Stated task:
Each record below is to be copied word for word, with pictures removed.

Working data:

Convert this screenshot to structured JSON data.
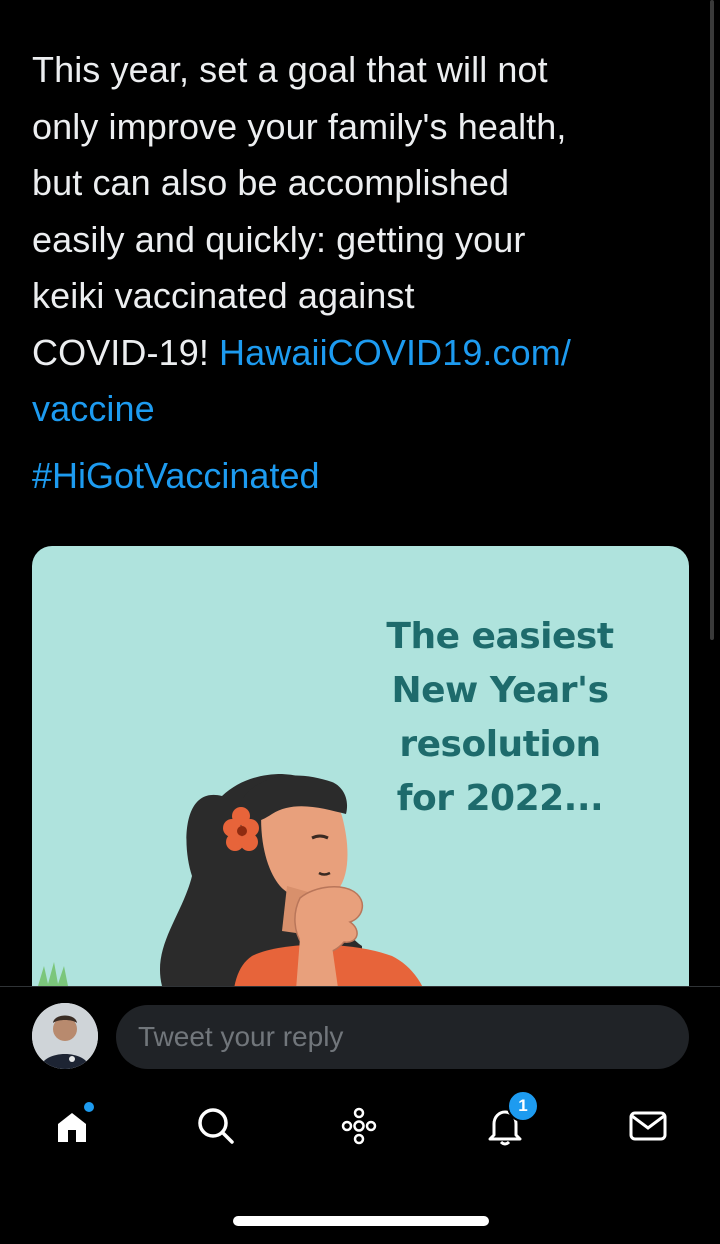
{
  "tweet": {
    "text_lines": [
      "This year, set a goal that will not",
      "only improve your family's health,",
      "but can also be accomplished",
      "easily and quickly: getting your",
      "keiki vaccinated against",
      "COVID-19! "
    ],
    "link_part1": "HawaiiCOVID19.com/",
    "link_part2": "vaccine",
    "hashtag": "#HiGotVaccinated"
  },
  "media": {
    "headline_lines": [
      "The easiest",
      "New Year's",
      "resolution",
      "for 2022..."
    ],
    "background_color": "#afe3dd",
    "headline_color": "#1e6b6c"
  },
  "reply": {
    "placeholder": "Tweet your reply"
  },
  "tabs": {
    "home_icon": "home-icon",
    "search_icon": "search-icon",
    "spaces_icon": "spaces-icon",
    "notifications_icon": "bell-icon",
    "notifications_count": "1",
    "messages_icon": "mail-icon"
  },
  "colors": {
    "accent": "#1d9bf0",
    "background": "#000000"
  }
}
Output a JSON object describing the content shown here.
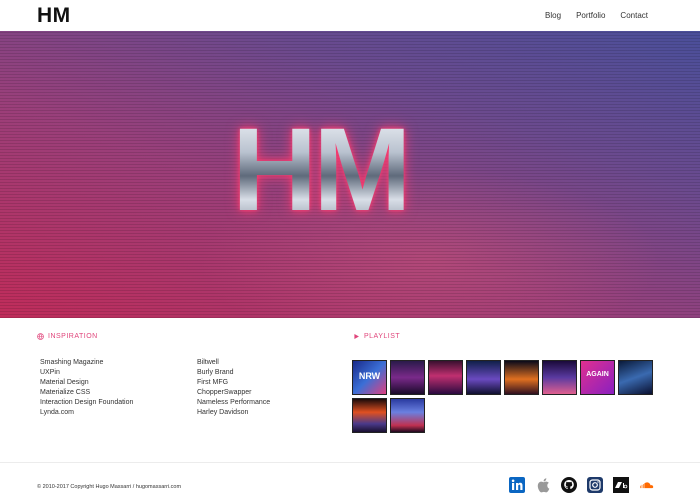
{
  "header": {
    "logo": "HM",
    "nav": [
      "Blog",
      "Portfolio",
      "Contact"
    ]
  },
  "hero": {
    "logo_text": "HM"
  },
  "inspiration": {
    "title": "INSPIRATION",
    "icon": "globe-icon",
    "column1": [
      "Smashing Magazine",
      "UXPin",
      "Material Design",
      "Materialize CSS",
      "Interaction Design Foundation",
      "Lynda.com"
    ],
    "column2": [
      "Biltwell",
      "Burly Brand",
      "First MFG",
      "ChopperSwapper",
      "Nameless Performance",
      "Harley Davidson"
    ]
  },
  "playlist": {
    "title": "PLAYLIST",
    "icon": "play-icon",
    "albums": [
      {
        "name": "album-nrw-records",
        "text": "NRW"
      },
      {
        "name": "album-2",
        "text": ""
      },
      {
        "name": "album-3",
        "text": ""
      },
      {
        "name": "album-4",
        "text": ""
      },
      {
        "name": "album-5",
        "text": ""
      },
      {
        "name": "album-6",
        "text": ""
      },
      {
        "name": "album-again",
        "text": "AGAIN"
      },
      {
        "name": "album-8",
        "text": ""
      },
      {
        "name": "album-9",
        "text": ""
      },
      {
        "name": "album-10",
        "text": ""
      }
    ]
  },
  "footer": {
    "copyright": "© 2010-2017 Copyright Hugo Massarri / hugomassarri.com",
    "social": [
      "linkedin-icon",
      "apple-icon",
      "github-icon",
      "instagram-icon",
      "bandcamp-icon",
      "soundcloud-icon"
    ]
  },
  "colors": {
    "accent": "#e0457b",
    "linkedin": "#0a66c2",
    "soundcloud": "#ff6a00"
  }
}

Answer to the exercise:
Convert this screenshot to structured JSON data.
{
  "tweet": {
    "text_lines": [
      "This year, set a goal that will not",
      "only improve your family's health,",
      "but can also be accomplished",
      "easily and quickly: getting your",
      "keiki vaccinated against",
      "COVID-19! "
    ],
    "link_part1": "HawaiiCOVID19.com/",
    "link_part2": "vaccine",
    "hashtag": "#HiGotVaccinated"
  },
  "media": {
    "headline_lines": [
      "The easiest",
      "New Year's",
      "resolution",
      "for 2022..."
    ],
    "background_color": "#afe3dd",
    "headline_color": "#1e6b6c"
  },
  "reply": {
    "placeholder": "Tweet your reply"
  },
  "tabs": {
    "home_icon": "home-icon",
    "search_icon": "search-icon",
    "spaces_icon": "spaces-icon",
    "notifications_icon": "bell-icon",
    "notifications_count": "1",
    "messages_icon": "mail-icon"
  },
  "colors": {
    "accent": "#1d9bf0",
    "background": "#000000"
  }
}
Output a JSON object describing the content shown here.
{
  "header": {
    "logo": "HM",
    "nav": [
      "Blog",
      "Portfolio",
      "Contact"
    ]
  },
  "hero": {
    "logo_text": "HM"
  },
  "inspiration": {
    "title": "INSPIRATION",
    "icon": "globe-icon",
    "column1": [
      "Smashing Magazine",
      "UXPin",
      "Material Design",
      "Materialize CSS",
      "Interaction Design Foundation",
      "Lynda.com"
    ],
    "column2": [
      "Biltwell",
      "Burly Brand",
      "First MFG",
      "ChopperSwapper",
      "Nameless Performance",
      "Harley Davidson"
    ]
  },
  "playlist": {
    "title": "PLAYLIST",
    "icon": "play-icon",
    "albums": [
      {
        "name": "album-nrw-records",
        "text": "NRW"
      },
      {
        "name": "album-2",
        "text": ""
      },
      {
        "name": "album-3",
        "text": ""
      },
      {
        "name": "album-4",
        "text": ""
      },
      {
        "name": "album-5",
        "text": ""
      },
      {
        "name": "album-6",
        "text": ""
      },
      {
        "name": "album-again",
        "text": "AGAIN"
      },
      {
        "name": "album-8",
        "text": ""
      },
      {
        "name": "album-9",
        "text": ""
      },
      {
        "name": "album-10",
        "text": ""
      }
    ]
  },
  "footer": {
    "copyright": "© 2010-2017 Copyright Hugo Massarri / hugomassarri.com",
    "social": [
      "linkedin-icon",
      "apple-icon",
      "github-icon",
      "instagram-icon",
      "bandcamp-icon",
      "soundcloud-icon"
    ]
  },
  "colors": {
    "accent": "#e0457b",
    "linkedin": "#0a66c2",
    "soundcloud": "#ff6a00"
  }
}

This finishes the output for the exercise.